Exactly as they appear, output all of the entries.

** start of GIVEN DATA **

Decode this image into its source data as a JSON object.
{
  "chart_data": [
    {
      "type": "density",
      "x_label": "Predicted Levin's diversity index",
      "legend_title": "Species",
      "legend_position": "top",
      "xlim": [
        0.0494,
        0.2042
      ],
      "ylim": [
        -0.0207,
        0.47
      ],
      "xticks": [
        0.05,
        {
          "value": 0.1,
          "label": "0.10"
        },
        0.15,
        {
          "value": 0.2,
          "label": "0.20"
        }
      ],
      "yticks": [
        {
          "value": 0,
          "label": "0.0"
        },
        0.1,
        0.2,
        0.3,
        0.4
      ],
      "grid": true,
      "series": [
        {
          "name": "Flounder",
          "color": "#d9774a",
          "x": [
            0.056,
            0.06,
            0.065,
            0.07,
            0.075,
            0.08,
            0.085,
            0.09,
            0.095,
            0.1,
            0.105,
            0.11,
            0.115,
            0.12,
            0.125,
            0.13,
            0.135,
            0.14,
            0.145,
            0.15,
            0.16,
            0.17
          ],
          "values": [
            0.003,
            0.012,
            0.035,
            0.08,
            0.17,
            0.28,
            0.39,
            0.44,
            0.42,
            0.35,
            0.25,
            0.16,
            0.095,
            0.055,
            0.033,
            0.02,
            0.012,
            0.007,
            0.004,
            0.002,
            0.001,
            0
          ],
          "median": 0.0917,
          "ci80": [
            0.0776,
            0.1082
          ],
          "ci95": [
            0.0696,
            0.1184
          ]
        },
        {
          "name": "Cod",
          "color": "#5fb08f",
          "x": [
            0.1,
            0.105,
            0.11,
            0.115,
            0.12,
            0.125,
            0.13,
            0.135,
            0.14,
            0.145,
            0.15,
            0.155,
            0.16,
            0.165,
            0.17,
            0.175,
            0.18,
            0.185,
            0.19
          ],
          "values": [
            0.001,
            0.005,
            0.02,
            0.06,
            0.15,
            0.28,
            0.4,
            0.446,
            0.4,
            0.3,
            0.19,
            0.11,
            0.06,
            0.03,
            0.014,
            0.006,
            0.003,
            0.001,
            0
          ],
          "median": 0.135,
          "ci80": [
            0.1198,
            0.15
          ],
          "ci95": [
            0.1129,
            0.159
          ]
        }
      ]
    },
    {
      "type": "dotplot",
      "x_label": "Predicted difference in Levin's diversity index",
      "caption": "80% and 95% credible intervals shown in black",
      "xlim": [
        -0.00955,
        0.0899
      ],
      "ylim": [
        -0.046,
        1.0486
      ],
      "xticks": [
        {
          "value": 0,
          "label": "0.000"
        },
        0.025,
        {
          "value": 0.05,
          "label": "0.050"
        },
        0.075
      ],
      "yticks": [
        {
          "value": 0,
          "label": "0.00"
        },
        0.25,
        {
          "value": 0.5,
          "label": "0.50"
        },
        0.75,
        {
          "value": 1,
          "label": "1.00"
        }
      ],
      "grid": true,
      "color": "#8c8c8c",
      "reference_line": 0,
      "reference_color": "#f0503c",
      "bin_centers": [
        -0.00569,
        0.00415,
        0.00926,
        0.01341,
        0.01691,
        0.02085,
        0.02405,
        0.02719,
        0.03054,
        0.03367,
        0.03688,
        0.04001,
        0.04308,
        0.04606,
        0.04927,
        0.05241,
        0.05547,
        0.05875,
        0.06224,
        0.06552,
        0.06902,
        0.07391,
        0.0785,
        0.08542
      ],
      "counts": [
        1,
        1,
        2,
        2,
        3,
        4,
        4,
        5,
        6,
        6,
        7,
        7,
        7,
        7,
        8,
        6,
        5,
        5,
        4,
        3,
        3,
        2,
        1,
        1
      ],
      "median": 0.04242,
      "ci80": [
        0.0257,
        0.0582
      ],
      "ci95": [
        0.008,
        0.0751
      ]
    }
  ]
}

** end of GIVEN DATA **

REPLY TO THE EXERCISE:
Decode this image into its source data as a JSON object.
{
  "chart_data": [
    {
      "type": "density",
      "x_label": "Predicted Levin's diversity index",
      "legend_title": "Species",
      "legend_position": "top",
      "xlim": [
        0.0494,
        0.2042
      ],
      "ylim": [
        -0.0207,
        0.47
      ],
      "xticks": [
        0.05,
        {
          "value": 0.1,
          "label": "0.10"
        },
        0.15,
        {
          "value": 0.2,
          "label": "0.20"
        }
      ],
      "yticks": [
        {
          "value": 0,
          "label": "0.0"
        },
        0.1,
        0.2,
        0.3,
        0.4
      ],
      "grid": true,
      "series": [
        {
          "name": "Flounder",
          "color": "#d9774a",
          "x": [
            0.056,
            0.06,
            0.065,
            0.07,
            0.075,
            0.08,
            0.085,
            0.09,
            0.095,
            0.1,
            0.105,
            0.11,
            0.115,
            0.12,
            0.125,
            0.13,
            0.135,
            0.14,
            0.145,
            0.15,
            0.16,
            0.17
          ],
          "values": [
            0.003,
            0.012,
            0.035,
            0.08,
            0.17,
            0.28,
            0.39,
            0.44,
            0.42,
            0.35,
            0.25,
            0.16,
            0.095,
            0.055,
            0.033,
            0.02,
            0.012,
            0.007,
            0.004,
            0.002,
            0.001,
            0
          ],
          "median": 0.0917,
          "ci80": [
            0.0776,
            0.1082
          ],
          "ci95": [
            0.0696,
            0.1184
          ]
        },
        {
          "name": "Cod",
          "color": "#5fb08f",
          "x": [
            0.1,
            0.105,
            0.11,
            0.115,
            0.12,
            0.125,
            0.13,
            0.135,
            0.14,
            0.145,
            0.15,
            0.155,
            0.16,
            0.165,
            0.17,
            0.175,
            0.18,
            0.185,
            0.19
          ],
          "values": [
            0.001,
            0.005,
            0.02,
            0.06,
            0.15,
            0.28,
            0.4,
            0.446,
            0.4,
            0.3,
            0.19,
            0.11,
            0.06,
            0.03,
            0.014,
            0.006,
            0.003,
            0.001,
            0
          ],
          "median": 0.135,
          "ci80": [
            0.1198,
            0.15
          ],
          "ci95": [
            0.1129,
            0.159
          ]
        }
      ]
    },
    {
      "type": "dotplot",
      "x_label": "Predicted difference in Levin's diversity index",
      "caption": "80% and 95% credible intervals shown in black",
      "xlim": [
        -0.00955,
        0.0899
      ],
      "ylim": [
        -0.046,
        1.0486
      ],
      "xticks": [
        {
          "value": 0,
          "label": "0.000"
        },
        0.025,
        {
          "value": 0.05,
          "label": "0.050"
        },
        0.075
      ],
      "yticks": [
        {
          "value": 0,
          "label": "0.00"
        },
        0.25,
        {
          "value": 0.5,
          "label": "0.50"
        },
        0.75,
        {
          "value": 1,
          "label": "1.00"
        }
      ],
      "grid": true,
      "color": "#8c8c8c",
      "reference_line": 0,
      "reference_color": "#f0503c",
      "bin_centers": [
        -0.00569,
        0.00415,
        0.00926,
        0.01341,
        0.01691,
        0.02085,
        0.02405,
        0.02719,
        0.03054,
        0.03367,
        0.03688,
        0.04001,
        0.04308,
        0.04606,
        0.04927,
        0.05241,
        0.05547,
        0.05875,
        0.06224,
        0.06552,
        0.06902,
        0.07391,
        0.0785,
        0.08542
      ],
      "counts": [
        1,
        1,
        2,
        2,
        3,
        4,
        4,
        5,
        6,
        6,
        7,
        7,
        7,
        7,
        8,
        6,
        5,
        5,
        4,
        3,
        3,
        2,
        1,
        1
      ],
      "median": 0.04242,
      "ci80": [
        0.0257,
        0.0582
      ],
      "ci95": [
        0.008,
        0.0751
      ]
    }
  ]
}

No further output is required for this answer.